Exclude the pictures, then repeat the remaining data exactly.

+===+

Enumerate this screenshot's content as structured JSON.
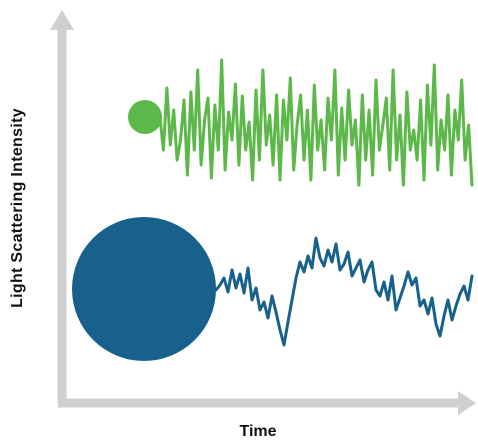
{
  "axes": {
    "y_label": "Light Scattering Intensity",
    "x_label": "Time",
    "color": "#cfcfcf"
  },
  "traces": [
    {
      "name": "small-particle",
      "color": "#5db84a",
      "particle_size": "small",
      "fluctuation": "fast"
    },
    {
      "name": "large-particle",
      "color": "#17618c",
      "particle_size": "large",
      "fluctuation": "slow"
    }
  ]
}
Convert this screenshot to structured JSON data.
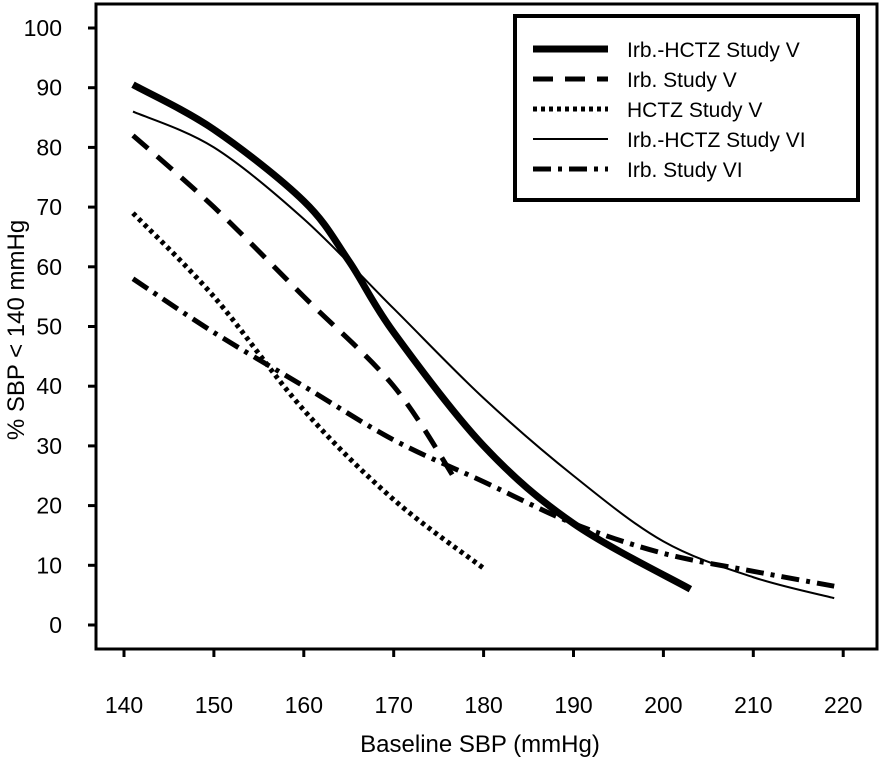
{
  "chart_data": {
    "type": "line",
    "title": "",
    "xlabel": "Baseline SBP (mmHg)",
    "ylabel": "% SBP < 140 mmHg",
    "xlim": [
      137,
      222
    ],
    "ylim": [
      -4,
      105
    ],
    "xticks": [
      140,
      150,
      160,
      170,
      180,
      190,
      200,
      210,
      220
    ],
    "yticks": [
      0,
      10,
      20,
      30,
      40,
      50,
      60,
      70,
      80,
      90,
      100
    ],
    "grid": false,
    "legend_position": "top-right",
    "series": [
      {
        "name": "Irb.-HCTZ Study V",
        "style": "thick-solid",
        "x": [
          141,
          150,
          160,
          165,
          170,
          180,
          190,
          203
        ],
        "y": [
          90.5,
          83,
          71,
          61,
          49,
          30,
          17,
          6
        ]
      },
      {
        "name": "Irb. Study V",
        "style": "dashed",
        "x": [
          141,
          150,
          160,
          170,
          177
        ],
        "y": [
          82,
          70,
          55,
          40,
          24
        ]
      },
      {
        "name": "HCTZ Study V",
        "style": "dotted",
        "x": [
          141,
          150,
          160,
          170,
          180
        ],
        "y": [
          69,
          55,
          36,
          21,
          9.5
        ]
      },
      {
        "name": "Irb.-HCTZ Study VI",
        "style": "thin-solid",
        "x": [
          141,
          150,
          160,
          170,
          180,
          190,
          200,
          210,
          219
        ],
        "y": [
          86,
          80,
          68,
          53,
          38,
          25,
          14,
          8,
          4.5
        ]
      },
      {
        "name": "Irb. Study VI",
        "style": "dash-dot",
        "x": [
          141,
          150,
          160,
          170,
          180,
          190,
          200,
          210,
          219
        ],
        "y": [
          58,
          49,
          40,
          31,
          24,
          17,
          12,
          9,
          6.5
        ]
      }
    ]
  }
}
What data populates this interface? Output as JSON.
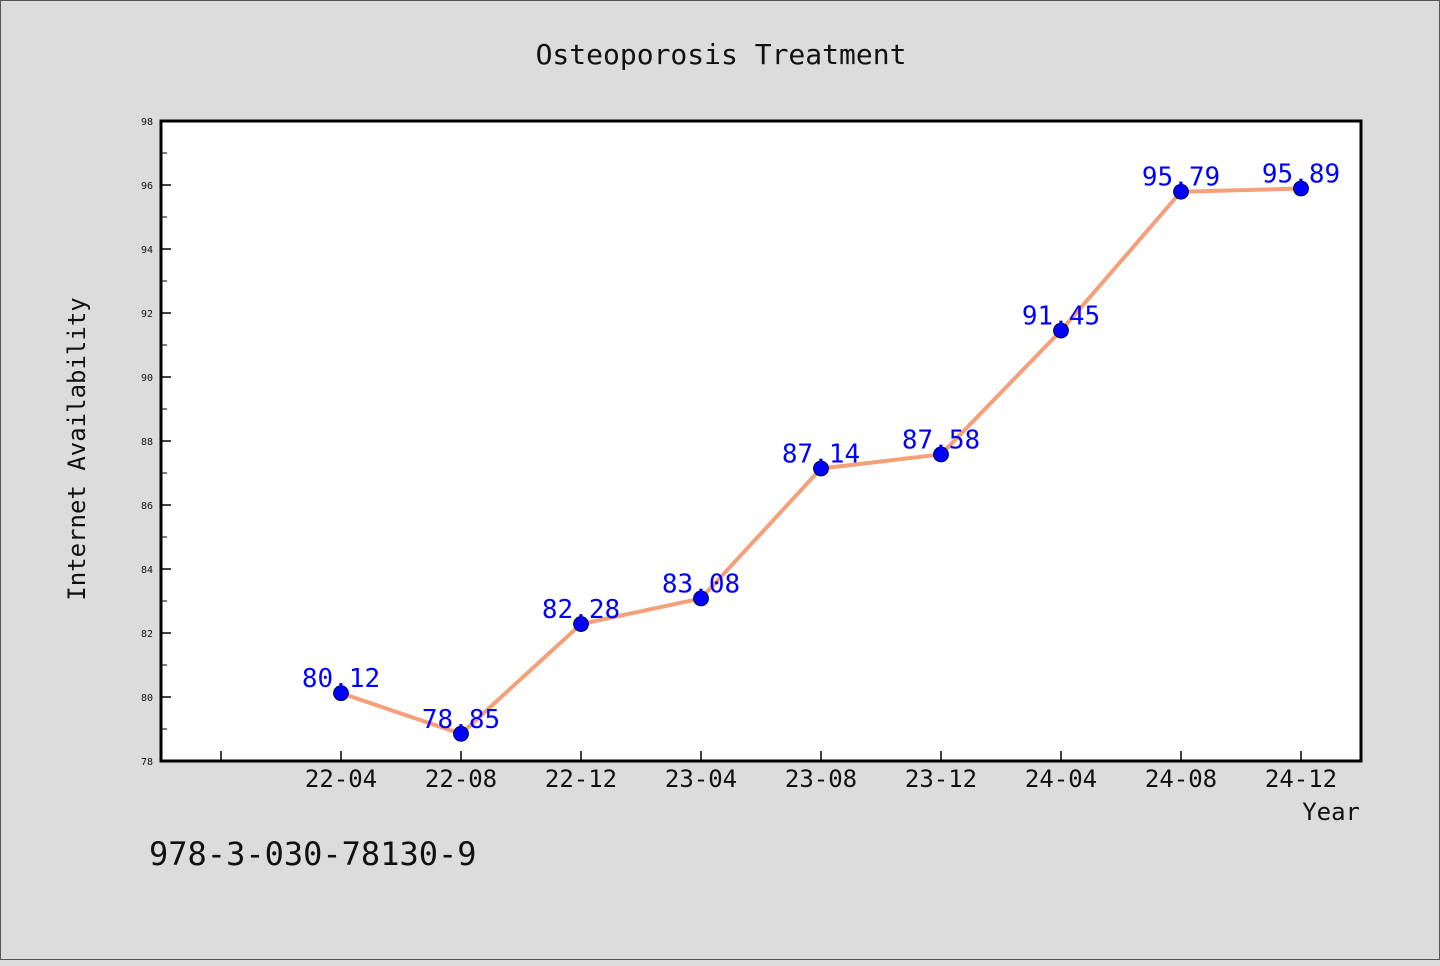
{
  "chart_data": {
    "type": "line",
    "title": "Osteoporosis Treatment",
    "xlabel": "Year",
    "ylabel": "Internet Availability",
    "categories": [
      "22-04",
      "22-08",
      "22-12",
      "23-04",
      "23-08",
      "23-12",
      "24-04",
      "24-08",
      "24-12"
    ],
    "values": [
      80.12,
      78.85,
      82.28,
      83.08,
      87.14,
      87.58,
      91.45,
      95.79,
      95.89
    ],
    "data_labels": [
      "80.12",
      "78.85",
      "82.28",
      "83.08",
      "87.14",
      "87.58",
      "91.45",
      "95.79",
      "95.89"
    ],
    "ylim": [
      78,
      98
    ],
    "y_ticks": [
      "78",
      "80",
      "82",
      "84",
      "86",
      "88",
      "90",
      "92",
      "94",
      "96",
      "98"
    ],
    "grid": false,
    "line_color": "#f4a07a",
    "marker_color": "#0000ff",
    "label_color": "#0000ff"
  },
  "annotation": "978-3-030-78130-9"
}
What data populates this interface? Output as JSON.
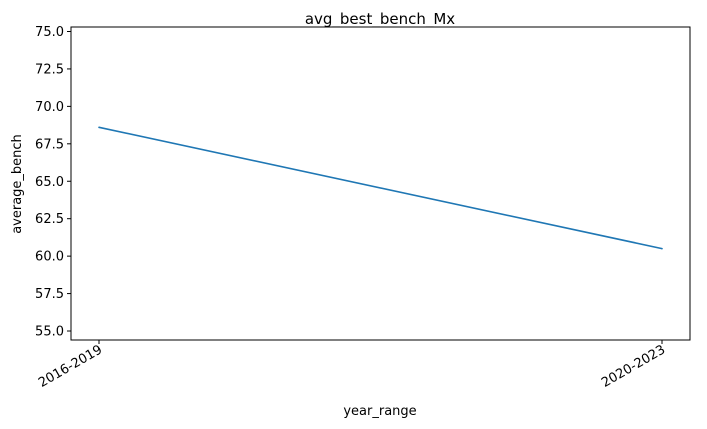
{
  "chart_data": {
    "type": "line",
    "title": "avg_best_bench_Mx",
    "xlabel": "year_range",
    "ylabel": "average_bench",
    "categories": [
      "2016-2019",
      "2020-2023"
    ],
    "series": [
      {
        "values": [
          68.6,
          60.5
        ]
      }
    ],
    "ylim": [
      54.4,
      75.3
    ],
    "yticks": [
      "55.0",
      "57.5",
      "60.0",
      "62.5",
      "65.0",
      "67.5",
      "70.0",
      "72.5",
      "75.0"
    ],
    "grid": false,
    "line_color": "#1f77b4"
  }
}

+===+

▸ Correct answer:
Enumerate this screenshot's content as structured JSON.
{
  "axes": {
    "y_label": "Light Scattering Intensity",
    "x_label": "Time",
    "color": "#cfcfcf"
  },
  "traces": [
    {
      "name": "small-particle",
      "color": "#5db84a",
      "particle_size": "small",
      "fluctuation": "fast"
    },
    {
      "name": "large-particle",
      "color": "#17618c",
      "particle_size": "large",
      "fluctuation": "slow"
    }
  ]
}
Convert this screenshot to structured JSON data.
{
  "chart_data": {
    "type": "line",
    "title": "",
    "xlabel": "Baseline SBP (mmHg)",
    "ylabel": "% SBP < 140 mmHg",
    "xlim": [
      137,
      222
    ],
    "ylim": [
      -4,
      105
    ],
    "xticks": [
      140,
      150,
      160,
      170,
      180,
      190,
      200,
      210,
      220
    ],
    "yticks": [
      0,
      10,
      20,
      30,
      40,
      50,
      60,
      70,
      80,
      90,
      100
    ],
    "grid": false,
    "legend_position": "top-right",
    "series": [
      {
        "name": "Irb.-HCTZ Study V",
        "style": "thick-solid",
        "x": [
          141,
          150,
          160,
          165,
          170,
          180,
          190,
          203
        ],
        "y": [
          90.5,
          83,
          71,
          61,
          49,
          30,
          17,
          6
        ]
      },
      {
        "name": "Irb. Study V",
        "style": "dashed",
        "x": [
          141,
          150,
          160,
          170,
          177
        ],
        "y": [
          82,
          70,
          55,
          40,
          24
        ]
      },
      {
        "name": "HCTZ Study V",
        "style": "dotted",
        "x": [
          141,
          150,
          160,
          170,
          180
        ],
        "y": [
          69,
          55,
          36,
          21,
          9.5
        ]
      },
      {
        "name": "Irb.-HCTZ Study VI",
        "style": "thin-solid",
        "x": [
          141,
          150,
          160,
          170,
          180,
          190,
          200,
          210,
          219
        ],
        "y": [
          86,
          80,
          68,
          53,
          38,
          25,
          14,
          8,
          4.5
        ]
      },
      {
        "name": "Irb. Study VI",
        "style": "dash-dot",
        "x": [
          141,
          150,
          160,
          170,
          180,
          190,
          200,
          210,
          219
        ],
        "y": [
          58,
          49,
          40,
          31,
          24,
          17,
          12,
          9,
          6.5
        ]
      }
    ]
  }
}
What data populates this interface? Output as JSON.
{
  "chart_data": {
    "type": "line",
    "title": "Osteoporosis Treatment",
    "xlabel": "Year",
    "ylabel": "Internet Availability",
    "categories": [
      "22-04",
      "22-08",
      "22-12",
      "23-04",
      "23-08",
      "23-12",
      "24-04",
      "24-08",
      "24-12"
    ],
    "values": [
      80.12,
      78.85,
      82.28,
      83.08,
      87.14,
      87.58,
      91.45,
      95.79,
      95.89
    ],
    "data_labels": [
      "80.12",
      "78.85",
      "82.28",
      "83.08",
      "87.14",
      "87.58",
      "91.45",
      "95.79",
      "95.89"
    ],
    "ylim": [
      78,
      98
    ],
    "y_ticks": [
      "78",
      "80",
      "82",
      "84",
      "86",
      "88",
      "90",
      "92",
      "94",
      "96",
      "98"
    ],
    "grid": false,
    "line_color": "#f4a07a",
    "marker_color": "#0000ff",
    "label_color": "#0000ff"
  },
  "annotation": "978-3-030-78130-9"
}
What data populates this interface? Output as JSON.
{
  "chart_data": {
    "type": "line",
    "title": "avg_best_bench_Mx",
    "xlabel": "year_range",
    "ylabel": "average_bench",
    "categories": [
      "2016-2019",
      "2020-2023"
    ],
    "series": [
      {
        "values": [
          68.6,
          60.5
        ]
      }
    ],
    "ylim": [
      54.4,
      75.3
    ],
    "yticks": [
      "55.0",
      "57.5",
      "60.0",
      "62.5",
      "65.0",
      "67.5",
      "70.0",
      "72.5",
      "75.0"
    ],
    "grid": false,
    "line_color": "#1f77b4"
  }
}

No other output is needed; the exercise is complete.